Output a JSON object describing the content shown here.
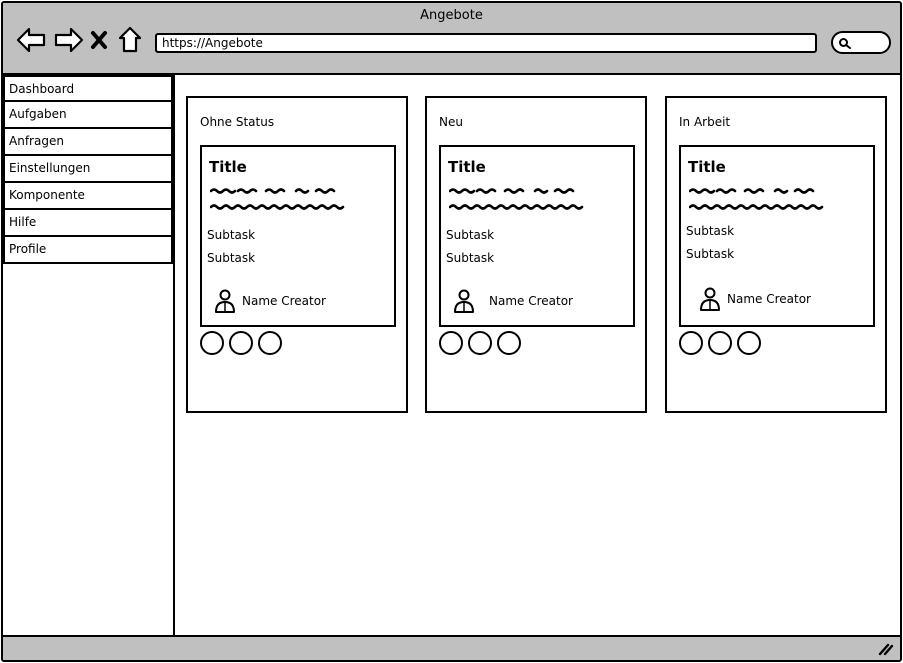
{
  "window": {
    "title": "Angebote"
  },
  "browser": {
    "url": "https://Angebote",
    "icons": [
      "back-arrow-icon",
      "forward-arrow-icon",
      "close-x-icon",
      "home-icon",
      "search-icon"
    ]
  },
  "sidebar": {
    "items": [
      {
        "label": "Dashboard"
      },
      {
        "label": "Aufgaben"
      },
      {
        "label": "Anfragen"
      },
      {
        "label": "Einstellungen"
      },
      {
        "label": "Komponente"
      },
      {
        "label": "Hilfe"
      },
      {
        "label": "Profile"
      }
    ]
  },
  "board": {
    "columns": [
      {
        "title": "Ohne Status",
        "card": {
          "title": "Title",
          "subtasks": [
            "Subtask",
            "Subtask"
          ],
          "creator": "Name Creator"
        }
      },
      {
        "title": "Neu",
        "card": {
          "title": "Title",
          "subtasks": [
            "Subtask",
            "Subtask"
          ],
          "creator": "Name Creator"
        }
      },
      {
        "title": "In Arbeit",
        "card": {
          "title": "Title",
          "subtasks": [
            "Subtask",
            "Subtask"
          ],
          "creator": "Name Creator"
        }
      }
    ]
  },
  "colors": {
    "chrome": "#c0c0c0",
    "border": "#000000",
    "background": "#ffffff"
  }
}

- - - - -

→ **DIRECTIONS**: From the listing, copy every line where the string "label" appears.

→ **FINAL ANSWER**:
        "label": "Dashboard"
        "label": "Aufgaben"
        "label": "Anfragen"
        "label": "Einstellungen"
        "label": "Komponente"
        "label": "Hilfe"
        "label": "Profile"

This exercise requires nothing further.